WHAT IS NEEDED –
The records that follow need to be output exactly as they are.

>> begin INFORMATION SUPPLIED

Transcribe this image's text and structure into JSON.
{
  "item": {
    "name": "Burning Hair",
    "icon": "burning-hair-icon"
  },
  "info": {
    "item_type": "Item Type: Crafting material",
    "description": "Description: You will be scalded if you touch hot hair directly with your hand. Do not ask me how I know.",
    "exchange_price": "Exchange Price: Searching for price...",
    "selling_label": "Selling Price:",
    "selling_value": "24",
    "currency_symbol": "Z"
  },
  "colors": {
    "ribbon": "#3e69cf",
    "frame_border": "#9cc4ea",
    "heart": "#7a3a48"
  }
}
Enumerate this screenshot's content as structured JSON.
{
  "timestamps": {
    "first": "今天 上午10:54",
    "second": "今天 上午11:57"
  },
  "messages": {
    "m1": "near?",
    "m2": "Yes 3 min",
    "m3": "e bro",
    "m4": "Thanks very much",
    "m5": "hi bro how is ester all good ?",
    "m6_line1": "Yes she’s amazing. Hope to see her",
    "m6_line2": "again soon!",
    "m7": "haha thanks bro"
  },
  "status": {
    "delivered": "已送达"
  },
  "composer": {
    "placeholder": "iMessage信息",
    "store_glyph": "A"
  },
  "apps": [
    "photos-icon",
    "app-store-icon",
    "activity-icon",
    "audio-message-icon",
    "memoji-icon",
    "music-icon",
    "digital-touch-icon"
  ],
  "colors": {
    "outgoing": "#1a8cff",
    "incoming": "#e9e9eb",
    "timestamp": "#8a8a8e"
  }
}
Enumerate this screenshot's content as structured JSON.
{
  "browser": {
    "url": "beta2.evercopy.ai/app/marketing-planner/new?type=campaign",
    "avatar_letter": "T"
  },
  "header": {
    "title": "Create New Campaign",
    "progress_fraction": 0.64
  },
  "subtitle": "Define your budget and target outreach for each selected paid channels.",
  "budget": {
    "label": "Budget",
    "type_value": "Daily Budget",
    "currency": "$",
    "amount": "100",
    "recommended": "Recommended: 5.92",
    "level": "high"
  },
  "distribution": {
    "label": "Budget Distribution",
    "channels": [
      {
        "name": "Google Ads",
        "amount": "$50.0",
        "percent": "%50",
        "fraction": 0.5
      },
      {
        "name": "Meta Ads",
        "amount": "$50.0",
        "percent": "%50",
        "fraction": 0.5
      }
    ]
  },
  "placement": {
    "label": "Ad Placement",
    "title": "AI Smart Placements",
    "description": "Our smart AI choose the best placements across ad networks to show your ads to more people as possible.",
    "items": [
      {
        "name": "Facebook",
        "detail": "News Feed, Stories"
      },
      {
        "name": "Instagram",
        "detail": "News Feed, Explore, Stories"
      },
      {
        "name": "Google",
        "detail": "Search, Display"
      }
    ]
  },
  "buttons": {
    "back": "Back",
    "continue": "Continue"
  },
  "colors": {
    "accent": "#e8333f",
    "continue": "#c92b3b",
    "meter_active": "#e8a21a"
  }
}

>> end INFORMATION SUPPLIED

IN RESPONSE –
Transcribe this image's text and structure into JSON.
{
  "item": {
    "name": "Burning Hair",
    "icon": "burning-hair-icon"
  },
  "info": {
    "item_type": "Item Type: Crafting material",
    "description": "Description: You will be scalded if you touch hot hair directly with your hand. Do not ask me how I know.",
    "exchange_price": "Exchange Price: Searching for price...",
    "selling_label": "Selling Price:",
    "selling_value": "24",
    "currency_symbol": "Z"
  },
  "colors": {
    "ribbon": "#3e69cf",
    "frame_border": "#9cc4ea",
    "heart": "#7a3a48"
  }
}
Enumerate this screenshot's content as structured JSON.
{
  "timestamps": {
    "first": "今天 上午10:54",
    "second": "今天 上午11:57"
  },
  "messages": {
    "m1": "near?",
    "m2": "Yes 3 min",
    "m3": "e bro",
    "m4": "Thanks very much",
    "m5": "hi bro how is ester all good ?",
    "m6_line1": "Yes she’s amazing. Hope to see her",
    "m6_line2": "again soon!",
    "m7": "haha thanks bro"
  },
  "status": {
    "delivered": "已送达"
  },
  "composer": {
    "placeholder": "iMessage信息",
    "store_glyph": "A"
  },
  "apps": [
    "photos-icon",
    "app-store-icon",
    "activity-icon",
    "audio-message-icon",
    "memoji-icon",
    "music-icon",
    "digital-touch-icon"
  ],
  "colors": {
    "outgoing": "#1a8cff",
    "incoming": "#e9e9eb",
    "timestamp": "#8a8a8e"
  }
}
Enumerate this screenshot's content as structured JSON.
{
  "browser": {
    "url": "beta2.evercopy.ai/app/marketing-planner/new?type=campaign",
    "avatar_letter": "T"
  },
  "header": {
    "title": "Create New Campaign",
    "progress_fraction": 0.64
  },
  "subtitle": "Define your budget and target outreach for each selected paid channels.",
  "budget": {
    "label": "Budget",
    "type_value": "Daily Budget",
    "currency": "$",
    "amount": "100",
    "recommended": "Recommended: 5.92",
    "level": "high"
  },
  "distribution": {
    "label": "Budget Distribution",
    "channels": [
      {
        "name": "Google Ads",
        "amount": "$50.0",
        "percent": "%50",
        "fraction": 0.5
      },
      {
        "name": "Meta Ads",
        "amount": "$50.0",
        "percent": "%50",
        "fraction": 0.5
      }
    ]
  },
  "placement": {
    "label": "Ad Placement",
    "title": "AI Smart Placements",
    "description": "Our smart AI choose the best placements across ad networks to show your ads to more people as possible.",
    "items": [
      {
        "name": "Facebook",
        "detail": "News Feed, Stories"
      },
      {
        "name": "Instagram",
        "detail": "News Feed, Explore, Stories"
      },
      {
        "name": "Google",
        "detail": "Search, Display"
      }
    ]
  },
  "buttons": {
    "back": "Back",
    "continue": "Continue"
  },
  "colors": {
    "accent": "#e8333f",
    "continue": "#c92b3b",
    "meter_active": "#e8a21a"
  }
}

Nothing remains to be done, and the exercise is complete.